[[ SELECTED PASSAGE, beginning ]]
Biography | Bibliography
“Originally a painter, Edouard Baldus was one of those who are sometimes called French Primitive Photographers. Like Charles Marville, Henri Le Secq, Gustave Le Gray, Hippolyte Bayard, Maxime Du Camp, and others, he pioneered in the early years of photography, using the medium with simplicity and directness. Much of his work documented architecture in France: he was commissioned by the Comité des Monuments Historiques to photograph monuments in Paris, Fontainebleu, Burgundy, and the Dauphiné (1851); he photographed monuments in Arles, Nîmes, and Avignon (1853); he made 1,500 detailed photographs of a new wing of the Louvre (1854-1855). With Marville and Bayard he photographed sculpture at the Louvre and Versailles.
Baron James de Rothschild commissioned Baldus to photograph along railroad lines in France and these works created, according to Robert Sobieszek, “ a new type of landscape, and industrial landscape whose terminals, tracks, and bridges are treated with as much understanding and picturesqueness as any purely natural view. [They were significant because] the by-products of industrialization were as much a part of man’s environment as nature itself” (Jammes and Sobieszek, Primitive). Baldus was a founding member of the Société Héliographique (1851).”1
1From Lee D. Witkin, and Barbara London, Selected Photographers: A Collector’s Compendium, The Photograph Collector’s Guide, Boston: New York Graphic Society, 1979, 77.
[[ SELECTED PASSAGE, end ]]
--- ACTION ITEM A ---
In the biography of Edouard Baldus, who commissioned him to photograph along railroad lines in France?
--- ACTION ITEM B ---
Reproduce the portion of the Baldus biography starting at "Biography | Bibliography" and ending at "Louvre and Versailles.".
[[ LISTED RECORDS, beginning ]]
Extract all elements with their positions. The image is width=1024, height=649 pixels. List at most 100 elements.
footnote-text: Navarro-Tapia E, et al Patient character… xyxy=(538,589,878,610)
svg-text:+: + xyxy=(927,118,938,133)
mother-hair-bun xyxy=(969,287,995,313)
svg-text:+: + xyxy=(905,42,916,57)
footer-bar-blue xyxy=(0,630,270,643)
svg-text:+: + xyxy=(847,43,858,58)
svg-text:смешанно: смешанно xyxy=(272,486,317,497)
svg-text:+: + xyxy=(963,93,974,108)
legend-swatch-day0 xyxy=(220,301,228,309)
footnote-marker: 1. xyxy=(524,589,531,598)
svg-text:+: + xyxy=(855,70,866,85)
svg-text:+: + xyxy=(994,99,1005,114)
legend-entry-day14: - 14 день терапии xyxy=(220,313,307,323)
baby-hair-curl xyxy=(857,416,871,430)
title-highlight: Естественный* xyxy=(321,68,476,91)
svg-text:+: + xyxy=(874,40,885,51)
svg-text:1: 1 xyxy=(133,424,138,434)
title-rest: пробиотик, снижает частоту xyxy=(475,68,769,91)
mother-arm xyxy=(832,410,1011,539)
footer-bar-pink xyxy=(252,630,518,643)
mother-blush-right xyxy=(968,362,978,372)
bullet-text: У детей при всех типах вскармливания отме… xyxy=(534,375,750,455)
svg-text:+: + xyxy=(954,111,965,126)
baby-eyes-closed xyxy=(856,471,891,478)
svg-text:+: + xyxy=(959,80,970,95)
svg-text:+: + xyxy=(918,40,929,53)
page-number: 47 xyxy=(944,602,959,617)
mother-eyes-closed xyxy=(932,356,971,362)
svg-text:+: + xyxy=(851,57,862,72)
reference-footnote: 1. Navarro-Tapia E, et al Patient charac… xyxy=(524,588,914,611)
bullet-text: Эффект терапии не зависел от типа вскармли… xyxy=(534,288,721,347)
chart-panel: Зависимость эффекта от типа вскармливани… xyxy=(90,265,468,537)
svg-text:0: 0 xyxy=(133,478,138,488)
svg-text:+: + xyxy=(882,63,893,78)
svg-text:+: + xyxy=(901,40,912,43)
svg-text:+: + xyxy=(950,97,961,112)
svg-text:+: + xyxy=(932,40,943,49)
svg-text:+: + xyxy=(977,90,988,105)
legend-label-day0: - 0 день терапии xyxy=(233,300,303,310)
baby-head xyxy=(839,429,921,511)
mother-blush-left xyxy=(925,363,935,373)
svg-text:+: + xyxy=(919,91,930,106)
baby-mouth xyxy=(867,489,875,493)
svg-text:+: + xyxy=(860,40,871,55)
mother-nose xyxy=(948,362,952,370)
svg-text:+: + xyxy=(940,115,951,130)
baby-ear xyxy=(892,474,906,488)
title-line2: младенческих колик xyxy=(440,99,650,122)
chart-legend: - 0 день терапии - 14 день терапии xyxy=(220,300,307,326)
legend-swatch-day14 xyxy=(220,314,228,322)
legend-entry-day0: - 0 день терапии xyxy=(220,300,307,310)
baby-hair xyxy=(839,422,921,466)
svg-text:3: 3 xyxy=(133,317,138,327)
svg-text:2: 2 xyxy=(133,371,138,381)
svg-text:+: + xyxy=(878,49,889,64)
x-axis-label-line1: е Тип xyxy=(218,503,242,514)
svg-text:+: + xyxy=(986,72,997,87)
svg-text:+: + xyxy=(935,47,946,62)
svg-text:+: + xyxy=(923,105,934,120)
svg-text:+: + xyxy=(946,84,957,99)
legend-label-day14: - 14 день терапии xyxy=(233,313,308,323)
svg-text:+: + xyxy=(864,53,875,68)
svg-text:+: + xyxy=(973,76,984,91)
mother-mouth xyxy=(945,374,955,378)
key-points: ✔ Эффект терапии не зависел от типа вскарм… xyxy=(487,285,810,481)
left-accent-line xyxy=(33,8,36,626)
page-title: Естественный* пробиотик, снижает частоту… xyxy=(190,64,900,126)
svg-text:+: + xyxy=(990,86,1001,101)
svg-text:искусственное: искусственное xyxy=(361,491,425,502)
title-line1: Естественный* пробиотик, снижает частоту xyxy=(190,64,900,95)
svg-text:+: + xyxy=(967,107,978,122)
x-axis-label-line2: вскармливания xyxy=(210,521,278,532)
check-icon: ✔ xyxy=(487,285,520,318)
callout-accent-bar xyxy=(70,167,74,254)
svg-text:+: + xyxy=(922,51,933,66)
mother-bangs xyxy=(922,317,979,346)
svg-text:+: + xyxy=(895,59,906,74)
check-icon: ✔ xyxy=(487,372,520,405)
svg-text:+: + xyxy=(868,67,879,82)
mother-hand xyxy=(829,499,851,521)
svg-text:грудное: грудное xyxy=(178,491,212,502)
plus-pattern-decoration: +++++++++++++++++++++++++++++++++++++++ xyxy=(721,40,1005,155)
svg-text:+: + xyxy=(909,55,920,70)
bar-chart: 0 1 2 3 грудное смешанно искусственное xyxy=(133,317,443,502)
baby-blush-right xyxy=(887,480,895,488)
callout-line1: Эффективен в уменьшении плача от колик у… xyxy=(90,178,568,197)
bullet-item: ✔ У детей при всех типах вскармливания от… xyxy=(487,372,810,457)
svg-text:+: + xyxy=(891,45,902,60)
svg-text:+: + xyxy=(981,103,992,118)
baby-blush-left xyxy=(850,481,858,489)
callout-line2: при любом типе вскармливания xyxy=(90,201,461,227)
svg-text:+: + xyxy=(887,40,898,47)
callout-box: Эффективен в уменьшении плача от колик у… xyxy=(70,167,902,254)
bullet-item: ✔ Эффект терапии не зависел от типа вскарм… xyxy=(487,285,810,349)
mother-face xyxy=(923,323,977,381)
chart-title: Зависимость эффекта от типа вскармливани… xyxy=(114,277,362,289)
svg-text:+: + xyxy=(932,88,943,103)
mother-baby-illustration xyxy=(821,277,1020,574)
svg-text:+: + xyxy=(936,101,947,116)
[[ LISTED RECORDS, end ]]
--- EXPECTED OUTPUT A ---
Baron James de Rothschild.

--- EXPECTED OUTPUT B ---
Biography | Bibliography
“Originally a painter, Edouard Baldus was one of those who are sometimes called French Primitive Photographers. Like Charles Marville, Henri Le Secq, Gustave Le Gray, Hippolyte Bayard, Maxime Du Camp, and others, he pioneered in the early years of photography, using the medium with simplicity and directness. Much of his work documented architecture in France: he was commissioned by the Comité des Monuments Historiques to photograph monuments in Paris, Fontainebleu, Burgundy, and the Dauphiné (1851); he photographed monuments in Arles, Nîmes, and Avignon (1853); he made 1,500 detailed photographs of a new wing of the Louvre (1854-1855). With Marville and Bayard he photographed sculpture at the Louvre and Versailles.